Problem details: List the lines of this listing that hold the word "Wise".

Supplied material:
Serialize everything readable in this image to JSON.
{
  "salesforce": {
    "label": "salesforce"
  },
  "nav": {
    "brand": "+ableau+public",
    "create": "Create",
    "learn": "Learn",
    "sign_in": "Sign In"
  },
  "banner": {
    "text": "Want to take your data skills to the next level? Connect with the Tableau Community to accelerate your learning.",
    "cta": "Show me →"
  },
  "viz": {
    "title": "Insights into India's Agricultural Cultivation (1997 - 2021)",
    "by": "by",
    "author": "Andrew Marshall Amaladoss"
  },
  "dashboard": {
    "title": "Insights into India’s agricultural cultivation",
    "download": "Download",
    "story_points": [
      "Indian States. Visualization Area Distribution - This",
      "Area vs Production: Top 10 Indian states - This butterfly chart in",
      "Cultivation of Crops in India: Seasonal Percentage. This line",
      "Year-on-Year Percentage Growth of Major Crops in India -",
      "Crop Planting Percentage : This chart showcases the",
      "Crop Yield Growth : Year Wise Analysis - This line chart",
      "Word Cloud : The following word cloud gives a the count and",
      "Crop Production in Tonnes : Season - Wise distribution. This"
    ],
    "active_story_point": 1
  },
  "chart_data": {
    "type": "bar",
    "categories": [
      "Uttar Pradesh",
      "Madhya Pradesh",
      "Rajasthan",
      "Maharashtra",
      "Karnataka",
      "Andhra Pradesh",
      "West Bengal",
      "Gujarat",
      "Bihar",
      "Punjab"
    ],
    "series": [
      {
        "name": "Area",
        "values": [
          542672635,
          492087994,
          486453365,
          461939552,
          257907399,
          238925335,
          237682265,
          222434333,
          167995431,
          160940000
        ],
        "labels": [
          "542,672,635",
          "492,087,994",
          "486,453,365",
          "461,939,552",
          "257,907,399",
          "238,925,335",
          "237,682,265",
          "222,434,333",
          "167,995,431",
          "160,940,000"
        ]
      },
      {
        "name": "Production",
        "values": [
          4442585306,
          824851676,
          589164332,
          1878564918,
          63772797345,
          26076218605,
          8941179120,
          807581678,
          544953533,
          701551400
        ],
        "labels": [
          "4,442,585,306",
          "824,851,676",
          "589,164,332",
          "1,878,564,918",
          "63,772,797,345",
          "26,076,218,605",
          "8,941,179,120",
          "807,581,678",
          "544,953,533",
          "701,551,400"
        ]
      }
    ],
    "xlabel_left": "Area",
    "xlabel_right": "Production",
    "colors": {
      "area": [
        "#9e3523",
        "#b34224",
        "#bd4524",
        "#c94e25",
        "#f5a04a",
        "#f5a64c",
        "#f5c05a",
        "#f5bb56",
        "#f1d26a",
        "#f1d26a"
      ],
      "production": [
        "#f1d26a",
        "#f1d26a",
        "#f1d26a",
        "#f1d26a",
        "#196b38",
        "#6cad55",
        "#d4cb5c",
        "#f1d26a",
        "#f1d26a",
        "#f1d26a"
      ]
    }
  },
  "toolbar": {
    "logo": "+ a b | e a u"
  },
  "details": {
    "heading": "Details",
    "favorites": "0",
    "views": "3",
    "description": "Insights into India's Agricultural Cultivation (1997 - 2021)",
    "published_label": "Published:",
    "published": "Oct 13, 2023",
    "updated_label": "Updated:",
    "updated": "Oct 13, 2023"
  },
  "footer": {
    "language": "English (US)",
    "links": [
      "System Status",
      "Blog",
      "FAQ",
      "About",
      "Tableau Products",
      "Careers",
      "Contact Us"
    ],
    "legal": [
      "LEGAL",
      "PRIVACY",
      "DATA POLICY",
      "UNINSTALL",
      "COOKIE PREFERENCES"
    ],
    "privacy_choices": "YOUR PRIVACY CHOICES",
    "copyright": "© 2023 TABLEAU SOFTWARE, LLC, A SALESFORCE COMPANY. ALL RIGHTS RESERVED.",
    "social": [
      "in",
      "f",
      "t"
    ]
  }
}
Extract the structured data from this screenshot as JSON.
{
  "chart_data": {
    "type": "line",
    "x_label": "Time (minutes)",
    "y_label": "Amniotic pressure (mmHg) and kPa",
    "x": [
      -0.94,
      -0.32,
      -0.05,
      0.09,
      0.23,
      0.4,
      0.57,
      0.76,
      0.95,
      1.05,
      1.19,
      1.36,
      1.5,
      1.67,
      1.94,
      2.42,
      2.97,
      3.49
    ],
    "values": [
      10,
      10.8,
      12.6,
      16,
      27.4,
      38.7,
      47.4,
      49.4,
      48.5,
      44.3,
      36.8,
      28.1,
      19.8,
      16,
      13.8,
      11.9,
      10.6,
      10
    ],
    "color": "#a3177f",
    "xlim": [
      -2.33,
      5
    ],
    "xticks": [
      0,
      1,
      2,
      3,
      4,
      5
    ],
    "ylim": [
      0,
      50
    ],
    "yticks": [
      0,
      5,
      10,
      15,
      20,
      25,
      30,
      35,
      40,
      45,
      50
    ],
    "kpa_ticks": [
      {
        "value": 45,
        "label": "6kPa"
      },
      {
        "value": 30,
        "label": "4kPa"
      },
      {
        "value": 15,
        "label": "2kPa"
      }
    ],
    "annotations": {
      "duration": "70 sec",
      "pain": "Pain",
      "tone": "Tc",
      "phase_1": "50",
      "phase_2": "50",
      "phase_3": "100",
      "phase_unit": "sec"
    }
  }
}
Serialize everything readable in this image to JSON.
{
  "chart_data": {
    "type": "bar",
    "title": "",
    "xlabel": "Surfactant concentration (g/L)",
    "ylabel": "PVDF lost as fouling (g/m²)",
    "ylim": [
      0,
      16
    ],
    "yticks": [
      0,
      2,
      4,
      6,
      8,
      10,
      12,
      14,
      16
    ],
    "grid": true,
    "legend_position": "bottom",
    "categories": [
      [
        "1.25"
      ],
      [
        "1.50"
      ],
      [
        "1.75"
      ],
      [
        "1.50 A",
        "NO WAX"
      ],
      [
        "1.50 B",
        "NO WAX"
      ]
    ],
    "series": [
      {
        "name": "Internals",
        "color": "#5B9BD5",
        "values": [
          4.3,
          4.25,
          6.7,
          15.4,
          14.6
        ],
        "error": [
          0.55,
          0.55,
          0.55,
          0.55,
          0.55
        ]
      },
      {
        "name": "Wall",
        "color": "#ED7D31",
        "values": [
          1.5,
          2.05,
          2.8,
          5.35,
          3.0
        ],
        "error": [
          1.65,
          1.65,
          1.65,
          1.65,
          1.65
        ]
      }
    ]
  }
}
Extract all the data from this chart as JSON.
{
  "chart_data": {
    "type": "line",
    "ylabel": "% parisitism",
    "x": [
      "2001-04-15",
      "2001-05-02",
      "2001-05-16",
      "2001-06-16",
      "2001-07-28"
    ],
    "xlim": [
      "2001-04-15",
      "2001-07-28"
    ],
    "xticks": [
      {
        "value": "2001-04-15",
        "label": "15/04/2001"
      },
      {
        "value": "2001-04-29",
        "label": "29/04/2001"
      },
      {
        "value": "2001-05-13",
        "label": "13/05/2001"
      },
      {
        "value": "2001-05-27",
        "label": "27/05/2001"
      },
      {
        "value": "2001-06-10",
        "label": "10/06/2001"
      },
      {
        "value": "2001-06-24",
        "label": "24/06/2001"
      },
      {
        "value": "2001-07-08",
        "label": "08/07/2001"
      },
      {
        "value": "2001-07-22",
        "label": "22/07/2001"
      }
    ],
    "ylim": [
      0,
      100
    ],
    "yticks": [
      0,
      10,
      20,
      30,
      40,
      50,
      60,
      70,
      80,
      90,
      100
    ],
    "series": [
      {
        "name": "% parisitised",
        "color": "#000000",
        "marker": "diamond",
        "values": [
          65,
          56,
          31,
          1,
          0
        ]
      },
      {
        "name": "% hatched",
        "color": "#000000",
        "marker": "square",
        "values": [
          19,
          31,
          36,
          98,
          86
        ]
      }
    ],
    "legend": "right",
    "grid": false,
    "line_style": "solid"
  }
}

The completed task:
      "Crop Yield Growth : Year Wise Analysis - This line chart",
      "Crop Production in Tonnes : Season - Wise distribution. This"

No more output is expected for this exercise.